**Description of the task**
Every record should be copied exactly, except that pictures are to be omitted.

**Source data**

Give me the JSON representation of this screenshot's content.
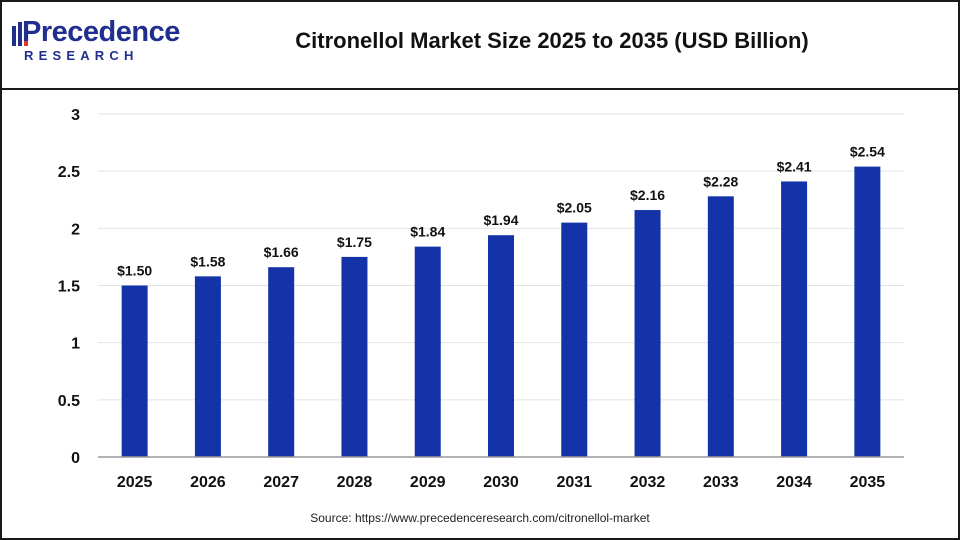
{
  "header": {
    "title": "Citronellol Market Size 2025 to 2035 (USD Billion)",
    "logo_top": "Precedence",
    "logo_bottom": "RESEARCH"
  },
  "footer": {
    "source": "Source: https://www.precedenceresearch.com/citronellol-market"
  },
  "colors": {
    "bar": "#1433a8",
    "grid": "#e3e3e3",
    "axis": "#999999",
    "text": "#111111",
    "brand": "#1f2e8f"
  },
  "chart_data": {
    "type": "bar",
    "categories": [
      "2025",
      "2026",
      "2027",
      "2028",
      "2029",
      "2030",
      "2031",
      "2032",
      "2033",
      "2034",
      "2035"
    ],
    "values": [
      1.5,
      1.58,
      1.66,
      1.75,
      1.84,
      1.94,
      2.05,
      2.16,
      2.28,
      2.41,
      2.54
    ],
    "data_labels": [
      "$1.50",
      "$1.58",
      "$1.66",
      "$1.75",
      "$1.84",
      "$1.94",
      "$2.05",
      "$2.16",
      "$2.28",
      "$2.41",
      "$2.54"
    ],
    "yticks": [
      0,
      0.5,
      1,
      1.5,
      2,
      2.5,
      3
    ],
    "ytick_labels": [
      "0",
      "0.5",
      "1",
      "1.5",
      "2",
      "2.5",
      "3"
    ],
    "ylim": [
      0,
      3
    ],
    "grid": true,
    "legend": "none"
  }
}
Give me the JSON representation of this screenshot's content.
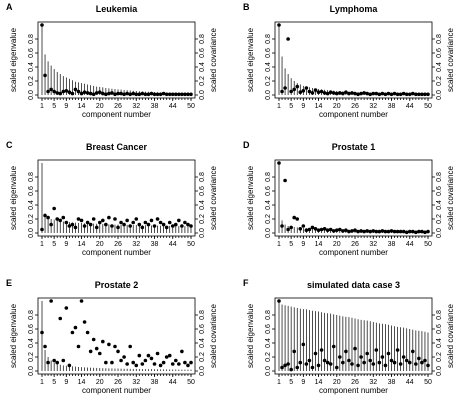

**Written answer**
Give me the JSON representation of this screenshot's content.
{
  "header": {
    "title": "Citronellol Market Size 2025 to 2035 (USD Billion)",
    "logo_top": "Precedence",
    "logo_bottom": "RESEARCH"
  },
  "footer": {
    "source": "Source: https://www.precedenceresearch.com/citronellol-market"
  },
  "colors": {
    "bar": "#1433a8",
    "grid": "#e3e3e3",
    "axis": "#999999",
    "text": "#111111",
    "brand": "#1f2e8f"
  },
  "chart_data": {
    "type": "bar",
    "categories": [
      "2025",
      "2026",
      "2027",
      "2028",
      "2029",
      "2030",
      "2031",
      "2032",
      "2033",
      "2034",
      "2035"
    ],
    "values": [
      1.5,
      1.58,
      1.66,
      1.75,
      1.84,
      1.94,
      2.05,
      2.16,
      2.28,
      2.41,
      2.54
    ],
    "data_labels": [
      "$1.50",
      "$1.58",
      "$1.66",
      "$1.75",
      "$1.84",
      "$1.94",
      "$2.05",
      "$2.16",
      "$2.28",
      "$2.41",
      "$2.54"
    ],
    "yticks": [
      0,
      0.5,
      1,
      1.5,
      2,
      2.5,
      3
    ],
    "ytick_labels": [
      "0",
      "0.5",
      "1",
      "1.5",
      "2",
      "2.5",
      "3"
    ],
    "ylim": [
      0,
      3
    ],
    "grid": true,
    "legend": "none"
  }
}
Give me the JSON representation of this screenshot's content.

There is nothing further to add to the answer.